● **Task goal**
Isolate every line in the records below with "Place" in it.

[Figure record extracts]
○ ○ ○
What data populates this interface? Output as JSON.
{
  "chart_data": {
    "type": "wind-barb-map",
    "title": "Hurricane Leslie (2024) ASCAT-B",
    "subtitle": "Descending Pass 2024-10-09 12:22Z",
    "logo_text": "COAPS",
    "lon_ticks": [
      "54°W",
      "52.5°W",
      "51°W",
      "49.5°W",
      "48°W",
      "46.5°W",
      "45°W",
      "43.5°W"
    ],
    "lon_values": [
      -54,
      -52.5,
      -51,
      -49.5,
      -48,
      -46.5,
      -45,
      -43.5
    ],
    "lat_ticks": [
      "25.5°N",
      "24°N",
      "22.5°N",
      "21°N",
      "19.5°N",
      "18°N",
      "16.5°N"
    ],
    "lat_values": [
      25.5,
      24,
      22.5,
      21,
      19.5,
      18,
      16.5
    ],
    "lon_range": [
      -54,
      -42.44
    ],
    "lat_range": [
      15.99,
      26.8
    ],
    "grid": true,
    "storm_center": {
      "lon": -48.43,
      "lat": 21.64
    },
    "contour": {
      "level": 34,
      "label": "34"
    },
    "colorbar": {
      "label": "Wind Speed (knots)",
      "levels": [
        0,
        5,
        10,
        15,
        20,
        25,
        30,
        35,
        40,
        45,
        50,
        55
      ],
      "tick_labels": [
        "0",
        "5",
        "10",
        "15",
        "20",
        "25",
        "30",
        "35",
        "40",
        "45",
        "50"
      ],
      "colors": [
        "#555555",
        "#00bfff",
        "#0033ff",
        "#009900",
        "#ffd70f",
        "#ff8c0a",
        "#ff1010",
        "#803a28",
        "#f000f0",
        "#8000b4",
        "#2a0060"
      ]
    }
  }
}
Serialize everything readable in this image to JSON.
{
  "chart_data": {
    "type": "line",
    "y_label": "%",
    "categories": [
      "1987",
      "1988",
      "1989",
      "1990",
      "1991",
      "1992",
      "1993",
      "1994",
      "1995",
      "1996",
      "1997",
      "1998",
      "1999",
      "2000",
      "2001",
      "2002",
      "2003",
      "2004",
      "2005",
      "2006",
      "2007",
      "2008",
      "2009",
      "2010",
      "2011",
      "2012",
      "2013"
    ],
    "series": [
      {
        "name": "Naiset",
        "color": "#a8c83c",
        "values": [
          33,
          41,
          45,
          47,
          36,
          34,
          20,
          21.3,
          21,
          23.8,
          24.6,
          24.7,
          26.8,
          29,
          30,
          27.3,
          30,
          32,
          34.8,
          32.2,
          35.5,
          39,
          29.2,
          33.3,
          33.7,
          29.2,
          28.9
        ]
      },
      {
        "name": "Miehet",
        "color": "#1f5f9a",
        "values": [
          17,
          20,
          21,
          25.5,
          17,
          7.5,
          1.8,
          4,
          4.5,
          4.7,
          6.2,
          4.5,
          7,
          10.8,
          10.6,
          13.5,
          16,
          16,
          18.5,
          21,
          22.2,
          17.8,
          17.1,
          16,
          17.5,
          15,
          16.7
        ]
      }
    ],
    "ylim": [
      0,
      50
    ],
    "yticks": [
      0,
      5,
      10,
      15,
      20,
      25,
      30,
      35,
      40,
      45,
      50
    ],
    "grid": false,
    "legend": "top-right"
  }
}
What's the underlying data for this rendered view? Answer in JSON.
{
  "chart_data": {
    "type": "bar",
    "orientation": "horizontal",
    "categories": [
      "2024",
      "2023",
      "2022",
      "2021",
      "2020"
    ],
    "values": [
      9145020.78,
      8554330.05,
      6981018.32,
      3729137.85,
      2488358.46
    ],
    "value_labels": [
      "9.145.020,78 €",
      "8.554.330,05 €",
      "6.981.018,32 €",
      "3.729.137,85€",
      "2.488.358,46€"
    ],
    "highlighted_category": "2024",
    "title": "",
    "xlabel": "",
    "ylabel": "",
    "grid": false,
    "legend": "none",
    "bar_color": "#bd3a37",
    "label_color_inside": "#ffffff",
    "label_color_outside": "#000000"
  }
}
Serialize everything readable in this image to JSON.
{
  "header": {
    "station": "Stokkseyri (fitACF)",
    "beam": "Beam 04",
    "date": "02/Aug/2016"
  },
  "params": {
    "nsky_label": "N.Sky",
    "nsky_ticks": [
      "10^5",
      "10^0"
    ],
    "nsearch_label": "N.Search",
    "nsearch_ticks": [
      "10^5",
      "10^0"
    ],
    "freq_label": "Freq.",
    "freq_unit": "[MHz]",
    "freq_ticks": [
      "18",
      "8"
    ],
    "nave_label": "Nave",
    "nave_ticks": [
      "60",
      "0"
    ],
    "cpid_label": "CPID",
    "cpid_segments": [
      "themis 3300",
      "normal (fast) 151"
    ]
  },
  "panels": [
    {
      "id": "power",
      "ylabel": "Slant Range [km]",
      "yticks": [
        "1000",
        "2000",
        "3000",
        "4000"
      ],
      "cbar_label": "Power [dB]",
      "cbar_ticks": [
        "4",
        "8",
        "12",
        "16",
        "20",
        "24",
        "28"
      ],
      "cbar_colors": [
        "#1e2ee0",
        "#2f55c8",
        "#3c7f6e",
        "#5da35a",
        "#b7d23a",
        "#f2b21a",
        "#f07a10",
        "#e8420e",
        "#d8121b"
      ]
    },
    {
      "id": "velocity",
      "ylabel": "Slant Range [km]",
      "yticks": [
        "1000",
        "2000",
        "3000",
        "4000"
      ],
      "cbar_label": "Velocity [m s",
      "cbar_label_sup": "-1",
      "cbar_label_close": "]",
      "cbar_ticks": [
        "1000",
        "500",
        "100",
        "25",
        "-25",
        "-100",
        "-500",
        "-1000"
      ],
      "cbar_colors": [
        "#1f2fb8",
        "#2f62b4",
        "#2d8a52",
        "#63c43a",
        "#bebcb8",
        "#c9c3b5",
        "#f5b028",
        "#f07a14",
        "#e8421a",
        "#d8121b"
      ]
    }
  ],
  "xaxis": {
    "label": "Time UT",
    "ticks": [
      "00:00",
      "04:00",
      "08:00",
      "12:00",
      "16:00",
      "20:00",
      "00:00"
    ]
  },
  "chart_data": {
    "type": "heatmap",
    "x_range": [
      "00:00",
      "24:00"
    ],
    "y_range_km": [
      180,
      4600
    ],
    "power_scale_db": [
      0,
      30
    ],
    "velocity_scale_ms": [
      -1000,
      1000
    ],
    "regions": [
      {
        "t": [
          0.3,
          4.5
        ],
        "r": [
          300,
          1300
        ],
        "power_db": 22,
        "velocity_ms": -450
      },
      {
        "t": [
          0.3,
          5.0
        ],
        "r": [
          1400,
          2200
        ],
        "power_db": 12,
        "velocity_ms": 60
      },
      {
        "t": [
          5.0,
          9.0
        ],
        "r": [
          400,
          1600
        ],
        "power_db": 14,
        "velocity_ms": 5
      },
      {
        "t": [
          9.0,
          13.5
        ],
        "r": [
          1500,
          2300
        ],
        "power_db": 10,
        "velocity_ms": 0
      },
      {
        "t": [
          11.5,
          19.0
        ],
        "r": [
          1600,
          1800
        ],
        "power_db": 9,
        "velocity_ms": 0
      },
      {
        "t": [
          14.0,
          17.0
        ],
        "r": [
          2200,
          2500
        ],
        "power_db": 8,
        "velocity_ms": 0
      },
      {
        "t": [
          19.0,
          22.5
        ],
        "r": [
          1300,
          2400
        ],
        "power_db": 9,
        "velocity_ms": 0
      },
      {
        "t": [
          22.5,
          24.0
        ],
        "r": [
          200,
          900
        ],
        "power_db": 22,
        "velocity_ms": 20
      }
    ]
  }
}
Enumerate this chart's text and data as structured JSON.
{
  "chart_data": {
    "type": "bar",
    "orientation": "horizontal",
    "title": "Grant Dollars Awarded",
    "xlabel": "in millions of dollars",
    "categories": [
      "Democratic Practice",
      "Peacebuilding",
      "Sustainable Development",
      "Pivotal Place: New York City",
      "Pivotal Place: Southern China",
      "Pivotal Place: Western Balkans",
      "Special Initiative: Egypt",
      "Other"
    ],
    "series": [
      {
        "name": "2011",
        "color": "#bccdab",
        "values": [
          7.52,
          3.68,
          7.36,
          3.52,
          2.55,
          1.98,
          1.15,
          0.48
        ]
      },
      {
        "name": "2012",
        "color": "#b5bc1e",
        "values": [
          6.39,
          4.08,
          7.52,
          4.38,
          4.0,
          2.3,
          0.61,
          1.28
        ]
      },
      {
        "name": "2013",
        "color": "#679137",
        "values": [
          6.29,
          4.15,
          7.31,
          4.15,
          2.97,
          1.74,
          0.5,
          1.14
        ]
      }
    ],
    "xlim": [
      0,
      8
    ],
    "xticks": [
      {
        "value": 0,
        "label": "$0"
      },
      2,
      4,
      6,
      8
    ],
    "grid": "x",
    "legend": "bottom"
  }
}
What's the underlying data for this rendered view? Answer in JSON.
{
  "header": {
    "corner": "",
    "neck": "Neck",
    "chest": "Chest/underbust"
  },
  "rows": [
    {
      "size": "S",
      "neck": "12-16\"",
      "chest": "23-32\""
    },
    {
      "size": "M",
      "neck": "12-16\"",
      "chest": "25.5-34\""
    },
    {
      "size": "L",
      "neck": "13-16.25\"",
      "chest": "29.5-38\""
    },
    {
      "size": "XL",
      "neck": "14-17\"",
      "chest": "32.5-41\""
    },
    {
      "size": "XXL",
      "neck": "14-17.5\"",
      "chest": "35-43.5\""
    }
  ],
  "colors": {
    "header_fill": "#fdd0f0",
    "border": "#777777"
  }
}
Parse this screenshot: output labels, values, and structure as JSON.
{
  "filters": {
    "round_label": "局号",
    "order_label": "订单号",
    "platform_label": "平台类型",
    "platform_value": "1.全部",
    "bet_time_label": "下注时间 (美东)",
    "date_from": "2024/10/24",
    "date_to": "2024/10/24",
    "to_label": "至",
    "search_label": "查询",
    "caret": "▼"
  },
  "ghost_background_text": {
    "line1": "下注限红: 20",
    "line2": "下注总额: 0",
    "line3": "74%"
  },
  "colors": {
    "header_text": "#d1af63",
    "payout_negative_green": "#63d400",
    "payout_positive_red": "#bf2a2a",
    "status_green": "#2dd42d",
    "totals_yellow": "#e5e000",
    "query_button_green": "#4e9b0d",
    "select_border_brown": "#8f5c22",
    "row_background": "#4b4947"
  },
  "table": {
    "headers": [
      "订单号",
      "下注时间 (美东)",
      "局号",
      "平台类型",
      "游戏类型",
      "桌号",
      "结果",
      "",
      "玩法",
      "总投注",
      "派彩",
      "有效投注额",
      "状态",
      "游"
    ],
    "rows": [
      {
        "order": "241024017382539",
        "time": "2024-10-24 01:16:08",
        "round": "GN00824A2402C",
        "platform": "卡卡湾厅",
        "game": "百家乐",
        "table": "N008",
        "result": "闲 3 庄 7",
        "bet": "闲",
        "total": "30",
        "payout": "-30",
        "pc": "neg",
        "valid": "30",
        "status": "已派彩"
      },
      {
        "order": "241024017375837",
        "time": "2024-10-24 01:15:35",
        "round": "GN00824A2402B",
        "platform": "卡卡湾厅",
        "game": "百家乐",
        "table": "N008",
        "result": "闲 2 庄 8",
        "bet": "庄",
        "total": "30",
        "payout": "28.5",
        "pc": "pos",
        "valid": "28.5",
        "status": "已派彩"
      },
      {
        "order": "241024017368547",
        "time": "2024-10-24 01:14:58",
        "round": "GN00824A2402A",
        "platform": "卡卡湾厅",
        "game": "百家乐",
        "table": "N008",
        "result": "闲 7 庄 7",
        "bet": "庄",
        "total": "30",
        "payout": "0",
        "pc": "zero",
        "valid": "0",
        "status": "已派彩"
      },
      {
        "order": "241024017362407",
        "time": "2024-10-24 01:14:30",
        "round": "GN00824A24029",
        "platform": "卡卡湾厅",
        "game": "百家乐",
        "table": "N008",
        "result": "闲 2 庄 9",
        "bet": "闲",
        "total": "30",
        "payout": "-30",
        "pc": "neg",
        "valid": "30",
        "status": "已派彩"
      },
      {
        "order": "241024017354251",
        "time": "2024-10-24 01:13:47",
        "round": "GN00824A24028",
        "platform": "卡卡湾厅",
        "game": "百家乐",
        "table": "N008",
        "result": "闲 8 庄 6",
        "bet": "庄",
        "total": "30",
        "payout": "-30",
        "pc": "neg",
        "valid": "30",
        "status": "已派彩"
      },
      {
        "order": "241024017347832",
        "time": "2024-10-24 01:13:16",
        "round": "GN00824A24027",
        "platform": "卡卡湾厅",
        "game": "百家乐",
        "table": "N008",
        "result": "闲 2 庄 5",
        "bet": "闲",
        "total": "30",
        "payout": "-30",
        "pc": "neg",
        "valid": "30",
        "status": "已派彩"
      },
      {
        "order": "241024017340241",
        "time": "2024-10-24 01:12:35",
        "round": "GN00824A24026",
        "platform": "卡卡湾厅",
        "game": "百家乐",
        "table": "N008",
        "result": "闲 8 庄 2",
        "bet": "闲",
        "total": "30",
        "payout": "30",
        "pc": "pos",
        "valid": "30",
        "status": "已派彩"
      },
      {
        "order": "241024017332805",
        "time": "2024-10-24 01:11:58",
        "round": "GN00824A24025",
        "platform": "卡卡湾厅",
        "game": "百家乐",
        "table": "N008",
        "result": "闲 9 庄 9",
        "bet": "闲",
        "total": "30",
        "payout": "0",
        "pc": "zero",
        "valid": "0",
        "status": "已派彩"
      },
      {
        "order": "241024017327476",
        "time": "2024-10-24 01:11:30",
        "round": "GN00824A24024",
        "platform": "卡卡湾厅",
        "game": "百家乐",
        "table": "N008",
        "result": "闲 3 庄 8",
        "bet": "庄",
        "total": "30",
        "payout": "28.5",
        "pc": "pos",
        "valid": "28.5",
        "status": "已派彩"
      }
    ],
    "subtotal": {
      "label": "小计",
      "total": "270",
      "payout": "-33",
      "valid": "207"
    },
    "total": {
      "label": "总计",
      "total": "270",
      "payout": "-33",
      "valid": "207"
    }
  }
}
○ ○ ○
● **Solution to this problem**
      "Pivotal Place: New York City",
      "Pivotal Place: Southern China",
      "Pivotal Place: Western Balkans",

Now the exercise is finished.